| Excerpted passage |
+===+
Loading...

3 Boost C++ libraries you might not know about

1 year ago

If you’re new to C++, you may not know how the Boost libraries have helped prototype many of the features you now take for granted in the standard.

Before C++ 11, using the Boost Libraries was a must if you wanted to use shared pointers, static assertions, or even create a thread in a portable way!

Today, you may be using Boost because of Asio, Spirit, or Containers. Boost has many, many libraries, and I thought it would be fun to zoom in on three libraries that may be less well-known.

Accumulators

Let’s say you have a bunch of integers (or floats), and you’d like to run stats on them. You know, nothing crazy, count them, average them, min, max. Easy. Then maybe, you’d want the median. Skewness. P99. Mmm. That’s a bit harder. Wait. P99 is not that trivial to get right. And it sounds like there are many optimization opportunities. 

Doing this right sounds like a mission. And we don’t have time for that. We got Rick & Morty episodes to watch.

Lucky for you, Boost has a fantastic library for that: Accumulators. You might have been scared by the documentation or the compilation error messages, but fear not fren, I will show you how easy it is.

Accumulators, is what its name says: an accumulator for statistics. You create an accumulator for a selection of statistics, inject your data as you receive it, and compute values at will.
+===+
| Data provided |
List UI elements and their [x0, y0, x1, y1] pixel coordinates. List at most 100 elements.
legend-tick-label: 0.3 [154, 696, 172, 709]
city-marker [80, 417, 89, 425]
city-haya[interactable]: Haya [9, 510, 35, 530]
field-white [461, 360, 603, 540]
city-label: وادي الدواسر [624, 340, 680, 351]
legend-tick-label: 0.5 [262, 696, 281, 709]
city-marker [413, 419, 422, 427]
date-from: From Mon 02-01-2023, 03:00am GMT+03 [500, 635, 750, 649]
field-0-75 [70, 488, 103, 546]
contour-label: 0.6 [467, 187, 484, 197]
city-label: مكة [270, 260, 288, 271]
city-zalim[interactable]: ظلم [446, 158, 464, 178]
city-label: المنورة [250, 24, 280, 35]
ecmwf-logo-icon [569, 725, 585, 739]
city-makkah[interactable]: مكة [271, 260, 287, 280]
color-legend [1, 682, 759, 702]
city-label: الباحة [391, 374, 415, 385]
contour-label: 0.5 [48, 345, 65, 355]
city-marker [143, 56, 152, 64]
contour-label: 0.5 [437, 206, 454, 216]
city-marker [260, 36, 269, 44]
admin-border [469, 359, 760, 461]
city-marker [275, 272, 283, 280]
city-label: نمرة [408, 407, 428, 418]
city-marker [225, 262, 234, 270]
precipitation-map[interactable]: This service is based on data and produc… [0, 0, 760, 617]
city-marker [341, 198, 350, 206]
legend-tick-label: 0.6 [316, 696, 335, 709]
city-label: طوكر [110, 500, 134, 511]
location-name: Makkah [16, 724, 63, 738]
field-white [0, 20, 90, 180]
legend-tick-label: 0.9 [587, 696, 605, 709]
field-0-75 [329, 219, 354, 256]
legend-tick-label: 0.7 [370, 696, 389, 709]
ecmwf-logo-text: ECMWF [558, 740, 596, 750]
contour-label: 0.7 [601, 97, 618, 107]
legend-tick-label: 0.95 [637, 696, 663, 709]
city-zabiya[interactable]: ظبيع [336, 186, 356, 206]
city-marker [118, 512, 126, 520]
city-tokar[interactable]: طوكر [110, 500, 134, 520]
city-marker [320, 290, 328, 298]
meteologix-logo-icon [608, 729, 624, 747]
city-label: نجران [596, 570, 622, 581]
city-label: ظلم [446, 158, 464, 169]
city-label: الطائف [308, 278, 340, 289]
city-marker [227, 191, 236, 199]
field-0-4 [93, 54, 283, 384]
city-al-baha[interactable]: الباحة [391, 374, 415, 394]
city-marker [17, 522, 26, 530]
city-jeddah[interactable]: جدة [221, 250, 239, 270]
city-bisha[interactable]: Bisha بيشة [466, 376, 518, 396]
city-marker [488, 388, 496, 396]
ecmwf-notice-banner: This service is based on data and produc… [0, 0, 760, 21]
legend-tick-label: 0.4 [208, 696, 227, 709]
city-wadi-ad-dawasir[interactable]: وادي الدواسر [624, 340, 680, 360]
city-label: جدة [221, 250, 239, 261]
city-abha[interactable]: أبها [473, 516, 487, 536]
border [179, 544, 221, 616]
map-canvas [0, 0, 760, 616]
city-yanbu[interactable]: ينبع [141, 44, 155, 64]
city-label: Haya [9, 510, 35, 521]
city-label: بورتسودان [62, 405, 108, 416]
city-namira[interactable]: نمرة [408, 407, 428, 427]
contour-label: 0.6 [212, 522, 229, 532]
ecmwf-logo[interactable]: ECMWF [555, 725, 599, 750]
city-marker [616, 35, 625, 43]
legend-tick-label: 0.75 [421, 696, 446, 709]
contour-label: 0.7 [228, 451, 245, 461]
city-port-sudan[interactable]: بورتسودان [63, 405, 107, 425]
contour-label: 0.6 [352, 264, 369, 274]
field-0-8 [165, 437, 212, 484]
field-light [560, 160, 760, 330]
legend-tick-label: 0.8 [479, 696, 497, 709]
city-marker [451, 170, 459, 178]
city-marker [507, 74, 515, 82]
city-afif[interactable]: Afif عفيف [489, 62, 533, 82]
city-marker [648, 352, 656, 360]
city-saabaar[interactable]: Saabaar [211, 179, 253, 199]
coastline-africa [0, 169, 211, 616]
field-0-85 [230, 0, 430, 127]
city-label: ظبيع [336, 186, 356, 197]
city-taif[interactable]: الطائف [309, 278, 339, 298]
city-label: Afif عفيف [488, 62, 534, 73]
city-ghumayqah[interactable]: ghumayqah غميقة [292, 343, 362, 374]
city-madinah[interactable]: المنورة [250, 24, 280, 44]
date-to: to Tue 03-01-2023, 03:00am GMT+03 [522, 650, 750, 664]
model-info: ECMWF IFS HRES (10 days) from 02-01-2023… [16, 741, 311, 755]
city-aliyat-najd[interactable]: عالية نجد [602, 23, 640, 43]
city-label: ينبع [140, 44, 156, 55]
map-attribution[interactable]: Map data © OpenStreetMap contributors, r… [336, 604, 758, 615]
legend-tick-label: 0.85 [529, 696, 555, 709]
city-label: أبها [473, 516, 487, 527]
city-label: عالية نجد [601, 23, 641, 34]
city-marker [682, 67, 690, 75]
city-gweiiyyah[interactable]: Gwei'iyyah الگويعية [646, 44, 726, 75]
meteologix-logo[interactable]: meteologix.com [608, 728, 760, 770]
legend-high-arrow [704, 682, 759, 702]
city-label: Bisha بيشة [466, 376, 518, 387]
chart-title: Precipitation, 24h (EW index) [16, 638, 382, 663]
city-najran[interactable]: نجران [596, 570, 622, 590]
+===+
| Things to do |
(a) Answer these questions from the post on lesser-known Boost libraries:
(i) Before C++ 11, what three things made Boost a must?
(ii) Which three libraries does the post name as reasons you may be using Boost today?
(iii) Once you have created an accumulator for a selection of statistics, what does the post say you do next?
(b) Transcribe the passage of the Boost libraries post that begins with the words "3 Boost C++" and ends with "many optimization opportunities.".
(c) Write the next part of the post on lesser-known Boost libraries, picking up after its final sentence.
The material plays no part in this work.

| The replies |
(a)
(i) Using shared pointers, using static assertions, and creating a thread in a portable way.
(ii) Asio, Spirit, and Containers.
(iii) You inject your data as you receive it and compute values at will.

(b)
3 Boost C++ libraries you might not know about

1 year ago

If you’re new to C++, you may not know how the Boost libraries have helped prototype many of the features you now take for granted in the standard.

Before C++ 11, using the Boost Libraries was a must if you wanted to use shared pointers, static assertions, or even create a thread in a portable way!

Today, you may be using Boost because of Asio, Spirit, or Containers. Boost has many, many libraries, and I thought it would be fun to zoom in on three libraries that may be less well-known.

Accumulators

Let’s say you have a bunch of integers (or floats), and you’d like to run stats on them. You know, nothing crazy, count them, average them, min, max. Easy. Then maybe, you’d want the median. Skewness. P99. Mmm. That’s a bit harder. Wait. P99 is not that trivial to get right. And it sounds like there are many optimization opportunities.

(c)
Let’s start with a simple example: max, average, count:

#include <boost/accumulators/accumulators.hpp>
#include <boost/accumulators/statistics/count.hpp>
#include <boost/accumulators/statistics/max.hpp>
#include <boost/accumulators/statistics/mean.hpp>
#include <boost/accumulators/statistics/stats.hpp>

// order does not matter, just tell accumulator which
// stats you're interested in
using stats_accumulators =
    boost::accumulators::stats<boost::accumulators::tag::count,
    boost::accumulators::tag::mean, 
    boost::accumulators::tag::max>;

// here we'll use double floating points for computation
using stats_accumulators_set = 
    boost::accumulators::accumulator_set<double, stats_accumulators>;

// declare object
stats_accumulators_set acc;

// add bunch of values that would likely come from your program
acc(1.0);
acc(3.0);

// extract count, max, and mean, results will be double
auto mean  = boost::accumulators::mean(acc);
auto max   = boost::accumulators::max(acc);
auto count = boost::accumulators::count(acc);

Now, it gets a bit trickier when you begin to do medians and P99, as you need to configure the cache size properly (the library uses a, configurable, statistical algorithm, thus median is not 100% accurate).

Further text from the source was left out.